§ **EXTRACTED INFORMATION**:
----
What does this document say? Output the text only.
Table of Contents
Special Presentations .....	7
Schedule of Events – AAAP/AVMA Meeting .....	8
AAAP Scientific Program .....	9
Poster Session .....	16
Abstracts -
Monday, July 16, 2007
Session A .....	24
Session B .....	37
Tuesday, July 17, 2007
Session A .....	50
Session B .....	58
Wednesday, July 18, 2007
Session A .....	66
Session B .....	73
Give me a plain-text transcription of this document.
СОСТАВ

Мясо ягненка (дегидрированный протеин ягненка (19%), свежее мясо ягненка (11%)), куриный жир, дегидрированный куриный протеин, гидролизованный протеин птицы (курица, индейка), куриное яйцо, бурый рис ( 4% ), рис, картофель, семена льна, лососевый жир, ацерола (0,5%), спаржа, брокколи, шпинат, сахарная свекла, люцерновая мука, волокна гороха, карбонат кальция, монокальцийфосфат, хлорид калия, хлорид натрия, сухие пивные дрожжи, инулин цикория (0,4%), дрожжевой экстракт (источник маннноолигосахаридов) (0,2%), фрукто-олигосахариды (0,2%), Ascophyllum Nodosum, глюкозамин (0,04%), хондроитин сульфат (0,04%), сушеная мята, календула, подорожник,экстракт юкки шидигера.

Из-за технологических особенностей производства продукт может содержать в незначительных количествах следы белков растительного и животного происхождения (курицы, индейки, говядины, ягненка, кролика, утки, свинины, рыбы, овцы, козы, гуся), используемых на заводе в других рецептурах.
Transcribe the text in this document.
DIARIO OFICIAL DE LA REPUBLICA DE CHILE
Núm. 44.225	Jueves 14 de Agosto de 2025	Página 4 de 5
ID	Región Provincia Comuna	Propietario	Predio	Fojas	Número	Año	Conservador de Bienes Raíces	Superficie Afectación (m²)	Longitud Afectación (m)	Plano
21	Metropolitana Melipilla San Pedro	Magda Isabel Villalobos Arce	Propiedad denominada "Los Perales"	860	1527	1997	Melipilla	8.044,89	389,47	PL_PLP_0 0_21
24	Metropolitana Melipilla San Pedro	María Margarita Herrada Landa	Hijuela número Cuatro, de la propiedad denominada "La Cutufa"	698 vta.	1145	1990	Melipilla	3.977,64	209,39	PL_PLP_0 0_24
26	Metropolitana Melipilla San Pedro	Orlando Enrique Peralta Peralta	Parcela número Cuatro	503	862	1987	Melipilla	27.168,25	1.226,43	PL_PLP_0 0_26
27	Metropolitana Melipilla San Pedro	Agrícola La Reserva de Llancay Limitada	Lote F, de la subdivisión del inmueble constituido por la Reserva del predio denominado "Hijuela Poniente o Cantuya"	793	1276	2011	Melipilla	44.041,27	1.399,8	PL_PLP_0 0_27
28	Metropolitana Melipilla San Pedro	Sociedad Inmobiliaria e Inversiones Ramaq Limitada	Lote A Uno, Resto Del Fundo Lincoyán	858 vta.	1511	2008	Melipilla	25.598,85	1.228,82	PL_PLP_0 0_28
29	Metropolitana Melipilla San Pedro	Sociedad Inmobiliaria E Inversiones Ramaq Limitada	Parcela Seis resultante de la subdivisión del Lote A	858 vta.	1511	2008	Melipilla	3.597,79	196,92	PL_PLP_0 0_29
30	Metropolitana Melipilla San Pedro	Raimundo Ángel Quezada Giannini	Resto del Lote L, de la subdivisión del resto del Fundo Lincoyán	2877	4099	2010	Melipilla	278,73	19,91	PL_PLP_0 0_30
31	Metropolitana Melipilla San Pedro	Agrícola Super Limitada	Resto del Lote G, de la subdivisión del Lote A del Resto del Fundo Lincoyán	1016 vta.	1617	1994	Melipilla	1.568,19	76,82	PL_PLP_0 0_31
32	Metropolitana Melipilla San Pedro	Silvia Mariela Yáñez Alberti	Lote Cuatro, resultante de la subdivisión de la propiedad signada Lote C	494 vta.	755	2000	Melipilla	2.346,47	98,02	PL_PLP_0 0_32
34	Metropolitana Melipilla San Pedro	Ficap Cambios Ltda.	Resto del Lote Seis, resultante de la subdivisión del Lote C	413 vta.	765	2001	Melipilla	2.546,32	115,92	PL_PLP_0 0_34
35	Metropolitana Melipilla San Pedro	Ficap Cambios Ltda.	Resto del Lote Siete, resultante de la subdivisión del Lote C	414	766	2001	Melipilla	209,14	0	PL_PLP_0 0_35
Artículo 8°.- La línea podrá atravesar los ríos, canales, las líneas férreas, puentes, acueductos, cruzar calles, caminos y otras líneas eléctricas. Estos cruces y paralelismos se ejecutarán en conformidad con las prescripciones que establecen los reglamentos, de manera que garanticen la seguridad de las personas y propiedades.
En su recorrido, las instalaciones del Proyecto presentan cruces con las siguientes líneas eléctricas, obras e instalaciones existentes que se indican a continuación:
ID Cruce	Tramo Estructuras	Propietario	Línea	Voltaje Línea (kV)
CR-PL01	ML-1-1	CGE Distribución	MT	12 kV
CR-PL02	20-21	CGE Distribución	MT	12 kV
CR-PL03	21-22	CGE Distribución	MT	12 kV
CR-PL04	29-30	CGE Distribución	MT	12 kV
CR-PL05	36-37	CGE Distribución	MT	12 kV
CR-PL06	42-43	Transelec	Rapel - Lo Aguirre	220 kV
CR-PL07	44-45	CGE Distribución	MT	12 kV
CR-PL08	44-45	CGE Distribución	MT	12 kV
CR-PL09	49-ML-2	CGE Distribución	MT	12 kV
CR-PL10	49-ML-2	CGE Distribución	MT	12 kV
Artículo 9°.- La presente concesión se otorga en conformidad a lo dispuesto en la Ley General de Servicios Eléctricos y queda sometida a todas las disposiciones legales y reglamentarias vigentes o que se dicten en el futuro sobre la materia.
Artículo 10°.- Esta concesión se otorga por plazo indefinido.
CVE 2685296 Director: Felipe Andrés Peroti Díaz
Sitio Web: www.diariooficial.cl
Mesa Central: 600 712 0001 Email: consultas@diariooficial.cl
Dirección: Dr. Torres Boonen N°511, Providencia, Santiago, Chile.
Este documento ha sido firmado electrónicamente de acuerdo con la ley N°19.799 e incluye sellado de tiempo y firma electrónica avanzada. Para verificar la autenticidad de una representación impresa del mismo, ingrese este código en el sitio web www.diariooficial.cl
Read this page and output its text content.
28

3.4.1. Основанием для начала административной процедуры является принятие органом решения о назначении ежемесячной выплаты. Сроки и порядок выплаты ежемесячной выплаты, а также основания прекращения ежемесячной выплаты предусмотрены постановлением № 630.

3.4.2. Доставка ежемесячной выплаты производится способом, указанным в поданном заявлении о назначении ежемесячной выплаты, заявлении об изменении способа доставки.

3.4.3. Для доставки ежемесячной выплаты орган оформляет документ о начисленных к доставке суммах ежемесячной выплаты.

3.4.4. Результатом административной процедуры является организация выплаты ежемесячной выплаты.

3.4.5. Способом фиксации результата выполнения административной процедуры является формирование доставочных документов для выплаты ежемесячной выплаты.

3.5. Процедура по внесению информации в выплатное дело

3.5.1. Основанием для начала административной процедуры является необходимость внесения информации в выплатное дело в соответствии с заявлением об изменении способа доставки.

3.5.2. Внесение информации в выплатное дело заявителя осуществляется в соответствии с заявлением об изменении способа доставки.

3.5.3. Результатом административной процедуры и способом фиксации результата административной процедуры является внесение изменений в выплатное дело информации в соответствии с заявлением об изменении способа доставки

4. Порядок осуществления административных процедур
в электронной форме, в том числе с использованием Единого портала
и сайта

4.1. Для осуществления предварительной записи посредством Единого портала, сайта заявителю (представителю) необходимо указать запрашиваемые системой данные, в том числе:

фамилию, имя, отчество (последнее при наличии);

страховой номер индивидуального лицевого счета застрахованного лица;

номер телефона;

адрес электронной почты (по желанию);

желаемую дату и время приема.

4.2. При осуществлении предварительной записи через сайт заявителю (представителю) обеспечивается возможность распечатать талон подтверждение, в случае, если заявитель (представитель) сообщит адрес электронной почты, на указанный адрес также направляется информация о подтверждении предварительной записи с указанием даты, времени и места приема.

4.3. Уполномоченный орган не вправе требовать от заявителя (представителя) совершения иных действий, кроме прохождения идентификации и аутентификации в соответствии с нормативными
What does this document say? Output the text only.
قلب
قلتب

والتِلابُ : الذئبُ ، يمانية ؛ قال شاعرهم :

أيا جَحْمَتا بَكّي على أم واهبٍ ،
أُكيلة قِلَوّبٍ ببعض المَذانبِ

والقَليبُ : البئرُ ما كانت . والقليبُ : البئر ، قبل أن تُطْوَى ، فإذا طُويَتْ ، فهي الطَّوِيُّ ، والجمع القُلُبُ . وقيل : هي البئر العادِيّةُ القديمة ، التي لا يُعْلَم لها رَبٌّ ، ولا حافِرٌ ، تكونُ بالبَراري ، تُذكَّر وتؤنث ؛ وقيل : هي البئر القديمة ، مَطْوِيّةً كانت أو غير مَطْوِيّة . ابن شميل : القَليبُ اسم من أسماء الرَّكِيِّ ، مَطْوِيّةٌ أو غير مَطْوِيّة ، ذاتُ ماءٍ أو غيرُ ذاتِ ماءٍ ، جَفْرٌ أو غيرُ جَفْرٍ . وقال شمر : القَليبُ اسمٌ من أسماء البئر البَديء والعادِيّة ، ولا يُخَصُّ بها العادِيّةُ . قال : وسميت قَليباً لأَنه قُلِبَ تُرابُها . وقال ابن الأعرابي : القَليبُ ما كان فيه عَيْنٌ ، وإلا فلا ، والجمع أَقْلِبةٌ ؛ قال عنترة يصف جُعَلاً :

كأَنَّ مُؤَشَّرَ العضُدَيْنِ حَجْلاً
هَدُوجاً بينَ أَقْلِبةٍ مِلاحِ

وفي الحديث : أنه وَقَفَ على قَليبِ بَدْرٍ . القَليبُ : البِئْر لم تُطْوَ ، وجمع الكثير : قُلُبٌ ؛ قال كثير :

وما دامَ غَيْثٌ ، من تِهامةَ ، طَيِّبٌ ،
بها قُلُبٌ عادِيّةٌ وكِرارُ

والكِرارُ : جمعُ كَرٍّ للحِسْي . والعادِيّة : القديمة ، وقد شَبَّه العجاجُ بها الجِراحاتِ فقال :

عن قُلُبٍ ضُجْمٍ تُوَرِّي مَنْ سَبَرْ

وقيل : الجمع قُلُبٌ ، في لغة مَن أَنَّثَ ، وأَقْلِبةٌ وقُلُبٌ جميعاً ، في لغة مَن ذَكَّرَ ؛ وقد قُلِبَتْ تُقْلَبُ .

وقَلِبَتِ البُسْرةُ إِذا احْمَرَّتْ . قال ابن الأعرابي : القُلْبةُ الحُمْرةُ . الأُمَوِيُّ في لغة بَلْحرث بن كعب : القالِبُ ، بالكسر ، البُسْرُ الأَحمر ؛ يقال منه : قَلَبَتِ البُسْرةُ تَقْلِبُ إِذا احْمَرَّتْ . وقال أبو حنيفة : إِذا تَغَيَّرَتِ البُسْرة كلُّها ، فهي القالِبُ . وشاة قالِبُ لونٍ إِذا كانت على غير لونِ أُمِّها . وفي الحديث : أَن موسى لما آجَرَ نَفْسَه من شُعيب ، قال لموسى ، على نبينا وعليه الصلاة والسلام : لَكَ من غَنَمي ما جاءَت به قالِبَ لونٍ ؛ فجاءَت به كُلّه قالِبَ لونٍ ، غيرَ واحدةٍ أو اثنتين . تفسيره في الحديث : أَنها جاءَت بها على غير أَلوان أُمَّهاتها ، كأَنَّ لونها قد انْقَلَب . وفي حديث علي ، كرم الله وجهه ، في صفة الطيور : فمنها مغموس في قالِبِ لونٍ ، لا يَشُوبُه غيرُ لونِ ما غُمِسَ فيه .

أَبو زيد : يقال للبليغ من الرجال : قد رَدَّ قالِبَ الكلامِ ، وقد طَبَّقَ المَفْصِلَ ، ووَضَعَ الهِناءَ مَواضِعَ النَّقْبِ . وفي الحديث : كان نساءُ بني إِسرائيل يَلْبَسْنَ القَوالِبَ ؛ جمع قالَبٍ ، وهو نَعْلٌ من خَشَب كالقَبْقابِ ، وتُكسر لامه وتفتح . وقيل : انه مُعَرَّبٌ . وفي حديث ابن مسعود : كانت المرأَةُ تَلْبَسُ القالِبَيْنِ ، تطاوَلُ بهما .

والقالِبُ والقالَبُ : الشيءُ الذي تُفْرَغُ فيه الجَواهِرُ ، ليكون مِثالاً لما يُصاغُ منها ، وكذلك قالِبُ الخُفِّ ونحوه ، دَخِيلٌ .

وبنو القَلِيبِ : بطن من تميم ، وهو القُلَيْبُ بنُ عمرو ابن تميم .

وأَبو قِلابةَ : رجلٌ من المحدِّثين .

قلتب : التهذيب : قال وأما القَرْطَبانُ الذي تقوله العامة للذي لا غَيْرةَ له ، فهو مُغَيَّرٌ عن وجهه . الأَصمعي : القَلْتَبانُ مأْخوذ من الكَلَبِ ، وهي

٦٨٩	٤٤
----
§ **CHALLENGE**: Where a line holds "Cuatro", copy that line.

§ **RIGHT ANSWER**:
24	Metropolitana Melipilla San Pedro	María Margarita Herrada Landa	Hijuela número Cuatro, de la propiedad denominada "La Cutufa"	698 vta.	1145	1990	Melipilla	3.977,64	209,39	PL_PLP_0 0_24
26	Metropolitana Melipilla San Pedro	Orlando Enrique Peralta Peralta	Parcela número Cuatro	503	862	1987	Melipilla	27.168,25	1.226,43	PL_PLP_0 0_26
32	Metropolitana Melipilla San Pedro	Silvia Mariela Yáñez Alberti	Lote Cuatro, resultante de la subdivisión de la propiedad signada Lote C	494 vta.	755	2000	Melipilla	2.346,47	98,02	PL_PLP_0 0_32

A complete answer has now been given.